# The exercise
Count lines with "Русскоязычные" in them. Report only the total.

# Information provided
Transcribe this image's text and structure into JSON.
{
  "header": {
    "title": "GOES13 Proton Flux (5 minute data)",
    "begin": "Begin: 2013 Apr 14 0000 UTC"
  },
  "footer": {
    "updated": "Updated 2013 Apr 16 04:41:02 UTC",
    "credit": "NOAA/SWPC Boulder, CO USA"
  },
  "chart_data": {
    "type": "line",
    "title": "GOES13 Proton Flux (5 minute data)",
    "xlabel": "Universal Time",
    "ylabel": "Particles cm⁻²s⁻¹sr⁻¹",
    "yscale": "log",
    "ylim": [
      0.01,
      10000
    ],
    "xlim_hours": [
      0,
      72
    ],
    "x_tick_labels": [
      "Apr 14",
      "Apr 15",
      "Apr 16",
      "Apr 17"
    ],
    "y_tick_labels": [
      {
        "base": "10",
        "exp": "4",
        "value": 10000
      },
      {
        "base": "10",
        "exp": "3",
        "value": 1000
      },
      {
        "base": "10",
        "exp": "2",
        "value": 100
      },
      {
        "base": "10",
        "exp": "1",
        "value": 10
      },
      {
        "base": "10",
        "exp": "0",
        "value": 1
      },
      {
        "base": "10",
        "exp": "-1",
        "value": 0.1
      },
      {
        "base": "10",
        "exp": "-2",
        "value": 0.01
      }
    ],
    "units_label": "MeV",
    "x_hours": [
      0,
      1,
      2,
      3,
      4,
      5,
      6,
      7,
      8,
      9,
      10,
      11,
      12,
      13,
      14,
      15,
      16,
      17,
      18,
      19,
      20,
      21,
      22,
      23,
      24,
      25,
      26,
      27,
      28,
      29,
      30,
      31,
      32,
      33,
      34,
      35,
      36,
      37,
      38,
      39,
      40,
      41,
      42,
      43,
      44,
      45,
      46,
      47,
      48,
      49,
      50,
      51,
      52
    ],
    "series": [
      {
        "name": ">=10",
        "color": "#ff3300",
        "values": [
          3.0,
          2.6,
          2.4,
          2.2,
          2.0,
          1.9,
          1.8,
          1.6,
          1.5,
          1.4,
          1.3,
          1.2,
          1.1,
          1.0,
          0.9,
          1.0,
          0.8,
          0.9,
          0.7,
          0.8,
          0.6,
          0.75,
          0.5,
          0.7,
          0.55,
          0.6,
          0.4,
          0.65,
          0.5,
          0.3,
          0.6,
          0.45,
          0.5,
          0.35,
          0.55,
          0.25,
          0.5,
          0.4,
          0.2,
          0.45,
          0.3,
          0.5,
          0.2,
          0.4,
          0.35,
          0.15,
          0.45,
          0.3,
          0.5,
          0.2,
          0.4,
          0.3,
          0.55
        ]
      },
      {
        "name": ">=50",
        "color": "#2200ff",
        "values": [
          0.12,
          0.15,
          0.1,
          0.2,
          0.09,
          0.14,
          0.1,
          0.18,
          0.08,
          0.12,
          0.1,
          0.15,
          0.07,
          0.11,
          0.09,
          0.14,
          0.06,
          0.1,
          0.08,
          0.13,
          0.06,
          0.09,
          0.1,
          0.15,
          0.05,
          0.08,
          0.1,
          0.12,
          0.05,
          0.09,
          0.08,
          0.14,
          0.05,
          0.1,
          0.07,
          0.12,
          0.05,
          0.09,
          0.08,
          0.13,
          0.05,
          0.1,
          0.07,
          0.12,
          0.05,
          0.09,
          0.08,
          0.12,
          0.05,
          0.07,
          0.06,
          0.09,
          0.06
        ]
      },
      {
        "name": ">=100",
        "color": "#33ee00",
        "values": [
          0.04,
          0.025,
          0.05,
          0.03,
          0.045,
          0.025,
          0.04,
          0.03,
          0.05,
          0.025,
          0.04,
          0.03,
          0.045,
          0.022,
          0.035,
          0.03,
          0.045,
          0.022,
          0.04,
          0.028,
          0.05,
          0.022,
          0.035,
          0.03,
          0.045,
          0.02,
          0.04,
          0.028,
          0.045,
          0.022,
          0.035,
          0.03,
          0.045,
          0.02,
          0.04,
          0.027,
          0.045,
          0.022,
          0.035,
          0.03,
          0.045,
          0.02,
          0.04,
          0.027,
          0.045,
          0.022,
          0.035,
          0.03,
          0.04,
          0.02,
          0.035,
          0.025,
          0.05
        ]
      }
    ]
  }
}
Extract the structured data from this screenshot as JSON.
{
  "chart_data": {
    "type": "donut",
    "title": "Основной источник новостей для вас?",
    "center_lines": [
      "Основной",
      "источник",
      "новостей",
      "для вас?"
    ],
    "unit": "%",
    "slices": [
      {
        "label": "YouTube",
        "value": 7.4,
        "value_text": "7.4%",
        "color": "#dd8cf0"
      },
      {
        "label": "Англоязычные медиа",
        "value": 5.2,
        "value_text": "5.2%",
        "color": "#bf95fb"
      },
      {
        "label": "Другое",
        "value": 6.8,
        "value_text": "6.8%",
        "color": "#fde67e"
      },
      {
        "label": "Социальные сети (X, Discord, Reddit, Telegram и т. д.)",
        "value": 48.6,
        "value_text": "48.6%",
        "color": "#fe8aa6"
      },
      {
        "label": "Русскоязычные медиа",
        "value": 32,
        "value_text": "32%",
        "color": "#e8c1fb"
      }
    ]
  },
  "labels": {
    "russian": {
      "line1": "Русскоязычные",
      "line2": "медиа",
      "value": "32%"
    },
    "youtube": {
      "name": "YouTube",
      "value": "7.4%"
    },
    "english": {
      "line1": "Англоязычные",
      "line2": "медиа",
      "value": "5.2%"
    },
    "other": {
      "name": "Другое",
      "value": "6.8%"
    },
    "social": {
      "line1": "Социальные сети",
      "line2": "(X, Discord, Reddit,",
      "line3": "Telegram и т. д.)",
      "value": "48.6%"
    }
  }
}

# Written response
2